Request
Copy out each line of the data that holds the word "Report".

A block of data
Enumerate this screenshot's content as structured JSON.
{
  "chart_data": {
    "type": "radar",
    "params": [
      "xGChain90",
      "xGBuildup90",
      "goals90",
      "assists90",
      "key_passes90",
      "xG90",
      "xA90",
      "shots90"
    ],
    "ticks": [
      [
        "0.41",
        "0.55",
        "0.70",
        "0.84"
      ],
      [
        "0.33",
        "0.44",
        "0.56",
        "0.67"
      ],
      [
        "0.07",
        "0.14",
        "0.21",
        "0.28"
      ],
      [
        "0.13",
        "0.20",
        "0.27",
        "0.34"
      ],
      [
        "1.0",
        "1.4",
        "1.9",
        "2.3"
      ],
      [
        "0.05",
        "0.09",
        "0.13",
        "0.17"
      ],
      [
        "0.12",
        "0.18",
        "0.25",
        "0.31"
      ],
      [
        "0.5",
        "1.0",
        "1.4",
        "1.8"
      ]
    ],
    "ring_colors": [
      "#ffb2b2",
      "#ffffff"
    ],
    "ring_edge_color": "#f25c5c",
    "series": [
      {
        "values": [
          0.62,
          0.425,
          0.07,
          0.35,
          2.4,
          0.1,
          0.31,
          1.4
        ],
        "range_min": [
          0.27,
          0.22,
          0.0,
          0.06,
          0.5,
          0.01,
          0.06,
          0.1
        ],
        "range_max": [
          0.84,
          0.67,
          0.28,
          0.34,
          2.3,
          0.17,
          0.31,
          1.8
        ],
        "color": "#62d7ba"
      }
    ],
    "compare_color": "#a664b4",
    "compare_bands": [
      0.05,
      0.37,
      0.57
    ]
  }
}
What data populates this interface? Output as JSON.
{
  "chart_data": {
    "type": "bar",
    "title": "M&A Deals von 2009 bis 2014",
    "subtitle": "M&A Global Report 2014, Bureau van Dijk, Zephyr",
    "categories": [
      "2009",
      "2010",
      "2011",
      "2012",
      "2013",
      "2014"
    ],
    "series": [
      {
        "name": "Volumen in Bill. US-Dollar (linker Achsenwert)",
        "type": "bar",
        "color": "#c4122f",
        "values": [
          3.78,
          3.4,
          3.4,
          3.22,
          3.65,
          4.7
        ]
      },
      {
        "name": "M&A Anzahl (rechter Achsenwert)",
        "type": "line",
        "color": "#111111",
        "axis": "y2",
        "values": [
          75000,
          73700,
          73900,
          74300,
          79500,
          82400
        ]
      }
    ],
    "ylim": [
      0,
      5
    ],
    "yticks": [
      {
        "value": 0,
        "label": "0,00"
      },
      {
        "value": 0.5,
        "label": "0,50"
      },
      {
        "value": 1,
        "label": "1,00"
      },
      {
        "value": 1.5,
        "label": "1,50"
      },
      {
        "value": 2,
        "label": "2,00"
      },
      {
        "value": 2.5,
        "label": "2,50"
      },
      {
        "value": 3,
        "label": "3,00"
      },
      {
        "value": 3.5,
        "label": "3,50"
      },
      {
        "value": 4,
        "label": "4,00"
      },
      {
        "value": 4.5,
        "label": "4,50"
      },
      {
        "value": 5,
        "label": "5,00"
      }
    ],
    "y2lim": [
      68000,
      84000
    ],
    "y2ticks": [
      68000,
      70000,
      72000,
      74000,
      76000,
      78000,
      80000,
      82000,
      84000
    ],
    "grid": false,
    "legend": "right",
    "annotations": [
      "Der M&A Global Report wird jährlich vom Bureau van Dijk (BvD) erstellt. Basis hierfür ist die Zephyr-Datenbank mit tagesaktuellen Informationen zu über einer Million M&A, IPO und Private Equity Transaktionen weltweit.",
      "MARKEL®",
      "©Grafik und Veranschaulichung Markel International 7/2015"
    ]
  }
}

Written solution
    "subtitle": "M&A Global Report 2014, Bureau van Dijk, Zephyr",
      "Der M&A Global Report wird jährlich vom Bureau van Dijk (BvD) erstellt. Basis hierfür ist die Zephyr-Datenbank mit tagesaktuellen Informationen zu über einer Million M&A, IPO und Private Equity Transaktionen weltweit.",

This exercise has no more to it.